= Data records =
▬▬▬

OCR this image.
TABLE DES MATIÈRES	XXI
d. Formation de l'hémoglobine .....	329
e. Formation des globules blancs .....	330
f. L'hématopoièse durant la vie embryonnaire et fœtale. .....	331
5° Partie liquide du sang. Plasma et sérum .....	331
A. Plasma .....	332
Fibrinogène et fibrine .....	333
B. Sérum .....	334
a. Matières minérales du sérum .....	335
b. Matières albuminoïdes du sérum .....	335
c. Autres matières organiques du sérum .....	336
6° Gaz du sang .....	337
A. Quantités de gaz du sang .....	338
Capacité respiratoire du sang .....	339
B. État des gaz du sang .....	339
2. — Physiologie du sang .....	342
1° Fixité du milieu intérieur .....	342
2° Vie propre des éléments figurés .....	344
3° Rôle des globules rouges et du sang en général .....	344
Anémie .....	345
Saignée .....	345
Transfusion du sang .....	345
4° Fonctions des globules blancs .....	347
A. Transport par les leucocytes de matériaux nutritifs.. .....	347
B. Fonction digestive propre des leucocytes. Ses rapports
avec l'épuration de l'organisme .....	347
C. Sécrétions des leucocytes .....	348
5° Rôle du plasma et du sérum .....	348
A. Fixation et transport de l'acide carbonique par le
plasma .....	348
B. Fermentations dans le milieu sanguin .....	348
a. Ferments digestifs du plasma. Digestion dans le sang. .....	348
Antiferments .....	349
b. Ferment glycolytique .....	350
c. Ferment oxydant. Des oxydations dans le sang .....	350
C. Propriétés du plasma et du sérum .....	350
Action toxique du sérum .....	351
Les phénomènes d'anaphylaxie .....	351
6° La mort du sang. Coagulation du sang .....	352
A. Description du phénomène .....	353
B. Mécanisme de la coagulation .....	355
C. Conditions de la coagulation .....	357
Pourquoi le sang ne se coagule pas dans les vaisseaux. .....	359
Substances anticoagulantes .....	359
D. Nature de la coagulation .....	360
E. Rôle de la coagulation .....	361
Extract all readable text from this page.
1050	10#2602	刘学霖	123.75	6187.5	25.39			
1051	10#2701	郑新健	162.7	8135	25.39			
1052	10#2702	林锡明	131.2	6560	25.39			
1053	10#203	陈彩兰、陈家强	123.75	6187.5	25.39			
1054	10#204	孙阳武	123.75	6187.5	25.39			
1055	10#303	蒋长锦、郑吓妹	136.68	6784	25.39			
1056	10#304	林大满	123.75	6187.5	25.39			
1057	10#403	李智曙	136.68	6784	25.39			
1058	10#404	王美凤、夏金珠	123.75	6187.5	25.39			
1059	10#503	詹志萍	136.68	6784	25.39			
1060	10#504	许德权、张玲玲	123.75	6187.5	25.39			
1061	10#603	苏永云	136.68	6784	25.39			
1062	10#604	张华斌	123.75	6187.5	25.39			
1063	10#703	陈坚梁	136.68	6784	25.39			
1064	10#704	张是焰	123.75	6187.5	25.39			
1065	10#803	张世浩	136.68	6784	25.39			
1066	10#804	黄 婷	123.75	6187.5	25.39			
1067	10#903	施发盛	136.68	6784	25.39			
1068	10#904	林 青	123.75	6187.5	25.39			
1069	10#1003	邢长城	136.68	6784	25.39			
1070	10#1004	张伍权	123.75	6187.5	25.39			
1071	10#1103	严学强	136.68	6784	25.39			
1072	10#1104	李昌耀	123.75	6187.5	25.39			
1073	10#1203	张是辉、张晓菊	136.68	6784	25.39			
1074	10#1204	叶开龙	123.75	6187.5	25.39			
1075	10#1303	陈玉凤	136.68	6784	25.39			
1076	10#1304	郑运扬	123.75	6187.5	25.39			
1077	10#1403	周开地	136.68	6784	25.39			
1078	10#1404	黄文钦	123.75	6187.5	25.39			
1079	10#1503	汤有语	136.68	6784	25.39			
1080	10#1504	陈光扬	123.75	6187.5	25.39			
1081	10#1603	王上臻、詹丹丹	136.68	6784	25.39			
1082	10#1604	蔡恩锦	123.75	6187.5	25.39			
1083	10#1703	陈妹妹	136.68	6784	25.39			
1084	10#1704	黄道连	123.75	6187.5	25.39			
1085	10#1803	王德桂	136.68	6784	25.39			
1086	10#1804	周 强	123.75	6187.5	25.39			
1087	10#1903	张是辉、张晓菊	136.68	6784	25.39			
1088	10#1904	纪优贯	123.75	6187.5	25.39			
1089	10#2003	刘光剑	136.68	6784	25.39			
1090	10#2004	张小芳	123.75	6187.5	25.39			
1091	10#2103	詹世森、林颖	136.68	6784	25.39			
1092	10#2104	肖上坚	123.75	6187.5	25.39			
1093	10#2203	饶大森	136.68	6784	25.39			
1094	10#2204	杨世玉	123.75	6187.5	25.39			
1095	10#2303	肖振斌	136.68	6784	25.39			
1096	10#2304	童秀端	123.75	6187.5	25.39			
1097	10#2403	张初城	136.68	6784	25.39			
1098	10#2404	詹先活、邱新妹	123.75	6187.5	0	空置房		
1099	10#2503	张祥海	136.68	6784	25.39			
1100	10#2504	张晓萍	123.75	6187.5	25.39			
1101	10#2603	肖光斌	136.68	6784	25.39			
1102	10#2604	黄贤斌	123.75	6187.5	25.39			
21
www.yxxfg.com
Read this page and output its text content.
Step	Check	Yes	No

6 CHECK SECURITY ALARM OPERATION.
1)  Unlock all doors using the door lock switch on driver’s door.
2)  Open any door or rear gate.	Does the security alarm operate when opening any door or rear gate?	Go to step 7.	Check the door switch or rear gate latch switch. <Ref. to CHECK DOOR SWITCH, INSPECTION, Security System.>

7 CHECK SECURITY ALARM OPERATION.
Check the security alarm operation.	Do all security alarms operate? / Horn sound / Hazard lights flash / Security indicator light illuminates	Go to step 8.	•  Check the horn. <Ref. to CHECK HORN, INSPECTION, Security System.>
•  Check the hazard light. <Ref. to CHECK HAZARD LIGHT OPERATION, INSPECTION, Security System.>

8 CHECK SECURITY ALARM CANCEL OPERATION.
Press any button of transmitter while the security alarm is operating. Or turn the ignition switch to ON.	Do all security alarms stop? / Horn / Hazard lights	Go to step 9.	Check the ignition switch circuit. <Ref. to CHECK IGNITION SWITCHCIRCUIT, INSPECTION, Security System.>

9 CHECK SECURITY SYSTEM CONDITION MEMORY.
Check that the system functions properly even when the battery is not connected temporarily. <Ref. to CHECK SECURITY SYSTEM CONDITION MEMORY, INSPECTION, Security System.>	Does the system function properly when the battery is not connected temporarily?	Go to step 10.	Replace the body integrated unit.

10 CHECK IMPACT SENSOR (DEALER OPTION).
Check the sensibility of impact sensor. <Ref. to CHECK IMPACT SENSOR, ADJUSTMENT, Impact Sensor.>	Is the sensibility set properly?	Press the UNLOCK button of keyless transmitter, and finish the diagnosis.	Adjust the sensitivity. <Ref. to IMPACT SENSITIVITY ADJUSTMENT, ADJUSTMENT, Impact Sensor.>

▬▬▬

Set down the entries verbatim, leaving none out.

= EXERCISE RESPONSE =
OCR this image.
TABLE DES MATIÈRES	XXI
d. Formation de l'hémoglobine .....	329
e. Formation des globules blancs .....	330
f. L'hématopoièse durant la vie embryonnaire et fœtale. .....	331
5° Partie liquide du sang. Plasma et sérum .....	331
A. Plasma .....	332
Fibrinogène et fibrine .....	333
B. Sérum .....	334
a. Matières minérales du sérum .....	335
b. Matières albuminoïdes du sérum .....	335
c. Autres matières organiques du sérum .....	336
6° Gaz du sang .....	337
A. Quantités de gaz du sang .....	338
Capacité respiratoire du sang .....	339
B. État des gaz du sang .....	339
2. — Physiologie du sang .....	342
1° Fixité du milieu intérieur .....	342
2° Vie propre des éléments figurés .....	344
3° Rôle des globules rouges et du sang en général .....	344
Anémie .....	345
Saignée .....	345
Transfusion du sang .....	345
4° Fonctions des globules blancs .....	347
A. Transport par les leucocytes de matériaux nutritifs.. .....	347
B. Fonction digestive propre des leucocytes. Ses rapports
avec l'épuration de l'organisme .....	347
C. Sécrétions des leucocytes .....	348
5° Rôle du plasma et du sérum .....	348
A. Fixation et transport de l'acide carbonique par le
plasma .....	348
B. Fermentations dans le milieu sanguin .....	348
a. Ferments digestifs du plasma. Digestion dans le sang. .....	348
Antiferments .....	349
b. Ferment glycolytique .....	350
c. Ferment oxydant. Des oxydations dans le sang .....	350
C. Propriétés du plasma et du sérum .....	350
Action toxique du sérum .....	351
Les phénomènes d'anaphylaxie .....	351
6° La mort du sang. Coagulation du sang .....	352
A. Description du phénomène .....	353
B. Mécanisme de la coagulation .....	355
C. Conditions de la coagulation .....	357
Pourquoi le sang ne se coagule pas dans les vaisseaux. .....	359
Substances anticoagulantes .....	359
D. Nature de la coagulation .....	360
E. Rôle de la coagulation .....	361
Extract all readable text from this page.
1050	10#2602	刘学霖	123.75	6187.5	25.39			
1051	10#2701	郑新健	162.7	8135	25.39			
1052	10#2702	林锡明	131.2	6560	25.39			
1053	10#203	陈彩兰、陈家强	123.75	6187.5	25.39			
1054	10#204	孙阳武	123.75	6187.5	25.39			
1055	10#303	蒋长锦、郑吓妹	136.68	6784	25.39			
1056	10#304	林大满	123.75	6187.5	25.39			
1057	10#403	李智曙	136.68	6784	25.39			
1058	10#404	王美凤、夏金珠	123.75	6187.5	25.39			
1059	10#503	詹志萍	136.68	6784	25.39			
1060	10#504	许德权、张玲玲	123.75	6187.5	25.39			
1061	10#603	苏永云	136.68	6784	25.39			
1062	10#604	张华斌	123.75	6187.5	25.39			
1063	10#703	陈坚梁	136.68	6784	25.39			
1064	10#704	张是焰	123.75	6187.5	25.39			
1065	10#803	张世浩	136.68	6784	25.39			
1066	10#804	黄 婷	123.75	6187.5	25.39			
1067	10#903	施发盛	136.68	6784	25.39			
1068	10#904	林 青	123.75	6187.5	25.39			
1069	10#1003	邢长城	136.68	6784	25.39			
1070	10#1004	张伍权	123.75	6187.5	25.39			
1071	10#1103	严学强	136.68	6784	25.39			
1072	10#1104	李昌耀	123.75	6187.5	25.39			
1073	10#1203	张是辉、张晓菊	136.68	6784	25.39			
1074	10#1204	叶开龙	123.75	6187.5	25.39			
1075	10#1303	陈玉凤	136.68	6784	25.39			
1076	10#1304	郑运扬	123.75	6187.5	25.39			
1077	10#1403	周开地	136.68	6784	25.39			
1078	10#1404	黄文钦	123.75	6187.5	25.39			
1079	10#1503	汤有语	136.68	6784	25.39			
1080	10#1504	陈光扬	123.75	6187.5	25.39			
1081	10#1603	王上臻、詹丹丹	136.68	6784	25.39			
1082	10#1604	蔡恩锦	123.75	6187.5	25.39			
1083	10#1703	陈妹妹	136.68	6784	25.39			
1084	10#1704	黄道连	123.75	6187.5	25.39			
1085	10#1803	王德桂	136.68	6784	25.39			
1086	10#1804	周 强	123.75	6187.5	25.39			
1087	10#1903	张是辉、张晓菊	136.68	6784	25.39			
1088	10#1904	纪优贯	123.75	6187.5	25.39			
1089	10#2003	刘光剑	136.68	6784	25.39			
1090	10#2004	张小芳	123.75	6187.5	25.39			
1091	10#2103	詹世森、林颖	136.68	6784	25.39			
1092	10#2104	肖上坚	123.75	6187.5	25.39			
1093	10#2203	饶大森	136.68	6784	25.39			
1094	10#2204	杨世玉	123.75	6187.5	25.39			
1095	10#2303	肖振斌	136.68	6784	25.39			
1096	10#2304	童秀端	123.75	6187.5	25.39			
1097	10#2403	张初城	136.68	6784	25.39			
1098	10#2404	詹先活、邱新妹	123.75	6187.5	0	空置房		
1099	10#2503	张祥海	136.68	6784	25.39			
1100	10#2504	张晓萍	123.75	6187.5	25.39			
1101	10#2603	肖光斌	136.68	6784	25.39			
1102	10#2604	黄贤斌	123.75	6187.5	25.39			
21
www.yxxfg.com
Read this page and output its text content.
Step	Check	Yes	No

6 CHECK SECURITY ALARM OPERATION.
1)  Unlock all doors using the door lock switch on driver’s door.
2)  Open any door or rear gate.	Does the security alarm operate when opening any door or rear gate?	Go to step 7.	Check the door switch or rear gate latch switch. <Ref. to CHECK DOOR SWITCH, INSPECTION, Security System.>

7 CHECK SECURITY ALARM OPERATION.
Check the security alarm operation.	Do all security alarms operate? / Horn sound / Hazard lights flash / Security indicator light illuminates	Go to step 8.	•  Check the horn. <Ref. to CHECK HORN, INSPECTION, Security System.>
•  Check the hazard light. <Ref. to CHECK HAZARD LIGHT OPERATION, INSPECTION, Security System.>

8 CHECK SECURITY ALARM CANCEL OPERATION.
Press any button of transmitter while the security alarm is operating. Or turn the ignition switch to ON.	Do all security alarms stop? / Horn / Hazard lights	Go to step 9.	Check the ignition switch circuit. <Ref. to CHECK IGNITION SWITCHCIRCUIT, INSPECTION, Security System.>

9 CHECK SECURITY SYSTEM CONDITION MEMORY.
Check that the system functions properly even when the battery is not connected temporarily. <Ref. to CHECK SECURITY SYSTEM CONDITION MEMORY, INSPECTION, Security System.>	Does the system function properly when the battery is not connected temporarily?	Go to step 10.	Replace the body integrated unit.

10 CHECK IMPACT SENSOR (DEALER OPTION).
Check the sensibility of impact sensor. <Ref. to CHECK IMPACT SENSOR, ADJUSTMENT, Impact Sensor.>	Is the sensibility set properly?	Press the UNLOCK button of keyless transmitter, and finish the diagnosis.	Adjust the sensitivity. <Ref. to IMPACT SENSITIVITY ADJUSTMENT, ADJUSTMENT, Impact Sensor.>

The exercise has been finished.